Short problem
Copy out each line below that has the word "title" in it.

Data records
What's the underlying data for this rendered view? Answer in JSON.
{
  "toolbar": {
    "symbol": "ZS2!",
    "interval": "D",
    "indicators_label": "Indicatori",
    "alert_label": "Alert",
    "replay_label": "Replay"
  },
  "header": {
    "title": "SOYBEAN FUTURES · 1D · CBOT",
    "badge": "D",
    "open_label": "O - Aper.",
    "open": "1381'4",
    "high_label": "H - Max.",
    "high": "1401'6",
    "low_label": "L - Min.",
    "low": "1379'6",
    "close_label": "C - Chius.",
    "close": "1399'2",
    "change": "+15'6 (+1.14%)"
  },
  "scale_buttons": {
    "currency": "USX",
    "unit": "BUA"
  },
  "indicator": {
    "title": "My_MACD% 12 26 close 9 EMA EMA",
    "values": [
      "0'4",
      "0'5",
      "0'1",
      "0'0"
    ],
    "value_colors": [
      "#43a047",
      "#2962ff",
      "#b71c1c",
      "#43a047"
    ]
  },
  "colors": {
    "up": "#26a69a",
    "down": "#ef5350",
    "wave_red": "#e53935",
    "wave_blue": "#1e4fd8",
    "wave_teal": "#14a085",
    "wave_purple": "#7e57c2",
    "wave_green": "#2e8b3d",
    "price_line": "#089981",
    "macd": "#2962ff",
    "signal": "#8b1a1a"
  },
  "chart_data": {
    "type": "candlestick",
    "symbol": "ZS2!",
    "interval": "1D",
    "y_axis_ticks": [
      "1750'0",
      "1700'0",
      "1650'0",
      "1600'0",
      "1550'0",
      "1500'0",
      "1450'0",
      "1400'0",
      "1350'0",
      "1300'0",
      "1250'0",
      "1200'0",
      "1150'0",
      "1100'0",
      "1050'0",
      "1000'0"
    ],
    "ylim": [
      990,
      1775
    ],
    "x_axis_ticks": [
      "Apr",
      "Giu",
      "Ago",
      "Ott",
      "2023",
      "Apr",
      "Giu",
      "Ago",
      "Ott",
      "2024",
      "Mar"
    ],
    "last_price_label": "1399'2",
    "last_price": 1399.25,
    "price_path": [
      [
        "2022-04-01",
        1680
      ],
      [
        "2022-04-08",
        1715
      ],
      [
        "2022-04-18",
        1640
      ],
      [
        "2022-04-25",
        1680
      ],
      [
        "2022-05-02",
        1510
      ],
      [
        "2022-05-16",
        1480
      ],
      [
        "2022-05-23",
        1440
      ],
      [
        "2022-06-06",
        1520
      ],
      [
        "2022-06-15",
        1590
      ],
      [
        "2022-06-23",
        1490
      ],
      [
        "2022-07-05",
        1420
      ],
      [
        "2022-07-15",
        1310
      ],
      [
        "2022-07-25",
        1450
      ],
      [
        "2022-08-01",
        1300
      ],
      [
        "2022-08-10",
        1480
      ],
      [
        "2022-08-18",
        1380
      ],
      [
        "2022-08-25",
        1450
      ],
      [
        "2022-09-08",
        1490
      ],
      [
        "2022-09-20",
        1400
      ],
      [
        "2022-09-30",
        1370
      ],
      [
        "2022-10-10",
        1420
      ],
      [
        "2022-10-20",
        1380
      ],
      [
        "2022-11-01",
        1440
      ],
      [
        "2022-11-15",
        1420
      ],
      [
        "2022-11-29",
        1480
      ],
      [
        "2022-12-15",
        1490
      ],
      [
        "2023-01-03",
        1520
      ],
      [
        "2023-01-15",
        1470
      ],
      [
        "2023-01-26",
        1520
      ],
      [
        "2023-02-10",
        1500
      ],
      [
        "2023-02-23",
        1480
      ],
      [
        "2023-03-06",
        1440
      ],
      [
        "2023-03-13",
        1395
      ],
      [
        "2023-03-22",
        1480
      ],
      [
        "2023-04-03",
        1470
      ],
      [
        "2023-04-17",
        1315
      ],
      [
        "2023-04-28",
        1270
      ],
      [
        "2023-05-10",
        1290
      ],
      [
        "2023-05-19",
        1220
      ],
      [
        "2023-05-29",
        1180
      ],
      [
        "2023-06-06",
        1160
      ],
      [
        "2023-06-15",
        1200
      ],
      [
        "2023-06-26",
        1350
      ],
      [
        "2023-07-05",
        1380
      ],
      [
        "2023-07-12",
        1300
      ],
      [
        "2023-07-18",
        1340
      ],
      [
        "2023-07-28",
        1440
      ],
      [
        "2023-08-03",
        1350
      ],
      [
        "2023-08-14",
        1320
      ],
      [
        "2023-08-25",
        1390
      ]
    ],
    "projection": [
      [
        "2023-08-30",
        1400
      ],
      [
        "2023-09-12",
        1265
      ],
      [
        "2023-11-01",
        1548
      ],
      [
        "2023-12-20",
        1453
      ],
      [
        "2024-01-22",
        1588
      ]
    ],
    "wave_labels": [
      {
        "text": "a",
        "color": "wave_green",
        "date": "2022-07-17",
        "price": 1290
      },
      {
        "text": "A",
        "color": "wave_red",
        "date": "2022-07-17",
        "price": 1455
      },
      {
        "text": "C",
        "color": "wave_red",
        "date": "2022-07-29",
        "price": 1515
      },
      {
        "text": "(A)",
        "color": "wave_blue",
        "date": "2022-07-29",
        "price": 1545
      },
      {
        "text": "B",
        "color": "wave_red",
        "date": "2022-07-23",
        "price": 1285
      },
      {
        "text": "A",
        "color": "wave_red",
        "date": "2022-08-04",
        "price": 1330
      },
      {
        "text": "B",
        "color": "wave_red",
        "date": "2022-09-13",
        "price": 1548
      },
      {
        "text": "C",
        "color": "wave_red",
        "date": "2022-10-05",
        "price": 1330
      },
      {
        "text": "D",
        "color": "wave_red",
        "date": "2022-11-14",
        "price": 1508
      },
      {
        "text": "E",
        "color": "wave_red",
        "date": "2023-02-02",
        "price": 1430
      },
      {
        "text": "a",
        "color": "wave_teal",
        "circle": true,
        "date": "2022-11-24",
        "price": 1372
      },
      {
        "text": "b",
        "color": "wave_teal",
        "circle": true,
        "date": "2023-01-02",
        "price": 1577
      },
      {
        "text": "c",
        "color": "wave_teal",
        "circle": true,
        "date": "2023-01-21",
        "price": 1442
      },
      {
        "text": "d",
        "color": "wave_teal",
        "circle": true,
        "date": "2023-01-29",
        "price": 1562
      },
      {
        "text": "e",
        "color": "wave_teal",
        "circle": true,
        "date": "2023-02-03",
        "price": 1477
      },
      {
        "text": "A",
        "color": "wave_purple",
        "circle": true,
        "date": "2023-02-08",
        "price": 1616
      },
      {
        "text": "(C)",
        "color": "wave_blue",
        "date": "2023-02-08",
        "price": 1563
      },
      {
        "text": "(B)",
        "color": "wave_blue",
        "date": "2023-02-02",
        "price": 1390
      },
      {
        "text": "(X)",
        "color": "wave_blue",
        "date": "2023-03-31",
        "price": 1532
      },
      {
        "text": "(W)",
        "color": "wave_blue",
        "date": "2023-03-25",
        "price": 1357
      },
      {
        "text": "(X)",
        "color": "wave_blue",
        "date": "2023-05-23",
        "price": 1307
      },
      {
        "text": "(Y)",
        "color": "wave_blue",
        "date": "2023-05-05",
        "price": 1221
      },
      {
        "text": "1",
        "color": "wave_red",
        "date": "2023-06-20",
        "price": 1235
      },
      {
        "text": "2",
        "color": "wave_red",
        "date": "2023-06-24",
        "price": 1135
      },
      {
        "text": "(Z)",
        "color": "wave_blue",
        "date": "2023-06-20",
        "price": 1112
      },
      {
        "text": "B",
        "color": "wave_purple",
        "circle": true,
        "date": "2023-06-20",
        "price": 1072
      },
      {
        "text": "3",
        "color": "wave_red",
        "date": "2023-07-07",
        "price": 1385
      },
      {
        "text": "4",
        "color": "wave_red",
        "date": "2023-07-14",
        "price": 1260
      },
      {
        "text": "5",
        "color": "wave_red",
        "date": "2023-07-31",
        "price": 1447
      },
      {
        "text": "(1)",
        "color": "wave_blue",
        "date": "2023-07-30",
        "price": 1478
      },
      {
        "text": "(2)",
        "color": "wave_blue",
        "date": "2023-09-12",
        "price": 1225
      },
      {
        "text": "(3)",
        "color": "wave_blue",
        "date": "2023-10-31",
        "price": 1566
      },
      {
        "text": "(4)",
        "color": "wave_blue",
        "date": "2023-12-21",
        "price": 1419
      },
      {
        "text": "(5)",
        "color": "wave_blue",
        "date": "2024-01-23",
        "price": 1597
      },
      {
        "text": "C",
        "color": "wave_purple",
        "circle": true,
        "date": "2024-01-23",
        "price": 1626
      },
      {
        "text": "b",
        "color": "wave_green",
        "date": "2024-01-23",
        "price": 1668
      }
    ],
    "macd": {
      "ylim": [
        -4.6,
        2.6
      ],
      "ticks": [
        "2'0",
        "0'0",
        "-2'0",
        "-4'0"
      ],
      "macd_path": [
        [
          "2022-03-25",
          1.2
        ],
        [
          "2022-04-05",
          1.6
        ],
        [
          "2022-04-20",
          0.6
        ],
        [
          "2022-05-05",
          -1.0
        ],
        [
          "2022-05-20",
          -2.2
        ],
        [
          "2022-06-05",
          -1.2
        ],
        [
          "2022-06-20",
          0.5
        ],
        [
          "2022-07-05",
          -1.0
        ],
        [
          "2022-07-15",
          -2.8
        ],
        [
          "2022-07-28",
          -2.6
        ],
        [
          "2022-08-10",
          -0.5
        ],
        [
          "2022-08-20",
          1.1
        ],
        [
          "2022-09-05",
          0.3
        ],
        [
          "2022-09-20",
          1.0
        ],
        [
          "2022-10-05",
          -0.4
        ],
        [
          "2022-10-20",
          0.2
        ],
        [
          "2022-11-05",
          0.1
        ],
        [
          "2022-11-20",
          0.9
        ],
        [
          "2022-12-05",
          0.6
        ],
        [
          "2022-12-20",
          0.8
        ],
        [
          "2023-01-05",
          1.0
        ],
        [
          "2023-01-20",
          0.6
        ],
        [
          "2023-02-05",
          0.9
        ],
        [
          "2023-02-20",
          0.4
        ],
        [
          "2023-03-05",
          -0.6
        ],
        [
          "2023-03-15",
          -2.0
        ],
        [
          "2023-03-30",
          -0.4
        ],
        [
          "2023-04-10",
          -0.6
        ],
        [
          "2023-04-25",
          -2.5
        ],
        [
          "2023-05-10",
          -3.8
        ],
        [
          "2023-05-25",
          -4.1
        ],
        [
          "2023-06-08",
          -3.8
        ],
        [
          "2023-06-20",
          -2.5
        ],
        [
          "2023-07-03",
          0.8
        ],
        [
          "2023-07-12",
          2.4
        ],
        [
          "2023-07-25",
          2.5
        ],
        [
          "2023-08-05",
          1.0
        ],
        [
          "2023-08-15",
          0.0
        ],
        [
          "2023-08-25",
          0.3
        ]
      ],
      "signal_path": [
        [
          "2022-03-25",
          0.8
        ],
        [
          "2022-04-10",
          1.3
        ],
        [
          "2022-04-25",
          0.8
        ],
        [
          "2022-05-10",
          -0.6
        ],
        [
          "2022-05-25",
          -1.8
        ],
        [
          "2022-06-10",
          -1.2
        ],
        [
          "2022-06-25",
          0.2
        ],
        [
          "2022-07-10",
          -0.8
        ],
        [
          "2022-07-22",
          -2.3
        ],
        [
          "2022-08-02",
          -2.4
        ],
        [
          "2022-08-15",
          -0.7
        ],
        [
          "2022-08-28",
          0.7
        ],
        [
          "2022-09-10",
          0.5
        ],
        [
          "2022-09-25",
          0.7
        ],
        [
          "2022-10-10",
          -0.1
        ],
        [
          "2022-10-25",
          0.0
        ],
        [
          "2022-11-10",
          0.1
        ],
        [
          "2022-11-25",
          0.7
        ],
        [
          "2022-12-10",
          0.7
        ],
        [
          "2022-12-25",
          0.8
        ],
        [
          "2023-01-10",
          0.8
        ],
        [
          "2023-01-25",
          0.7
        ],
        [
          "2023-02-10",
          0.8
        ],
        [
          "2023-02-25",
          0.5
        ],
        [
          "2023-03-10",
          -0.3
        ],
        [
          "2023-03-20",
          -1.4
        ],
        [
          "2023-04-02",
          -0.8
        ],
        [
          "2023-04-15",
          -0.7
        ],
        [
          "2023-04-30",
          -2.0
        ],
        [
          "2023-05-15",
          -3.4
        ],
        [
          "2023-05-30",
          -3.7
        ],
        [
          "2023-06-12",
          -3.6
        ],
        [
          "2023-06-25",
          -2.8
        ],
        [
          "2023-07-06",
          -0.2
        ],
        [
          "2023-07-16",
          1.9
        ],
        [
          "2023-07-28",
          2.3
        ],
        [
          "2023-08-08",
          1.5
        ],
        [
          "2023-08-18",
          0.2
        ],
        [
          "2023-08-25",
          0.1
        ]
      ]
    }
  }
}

Task solution
    "title": "SOYBEAN FUTURES · 1D · CBOT",
    "title": "My_MACD% 12 26 close 9 EMA EMA",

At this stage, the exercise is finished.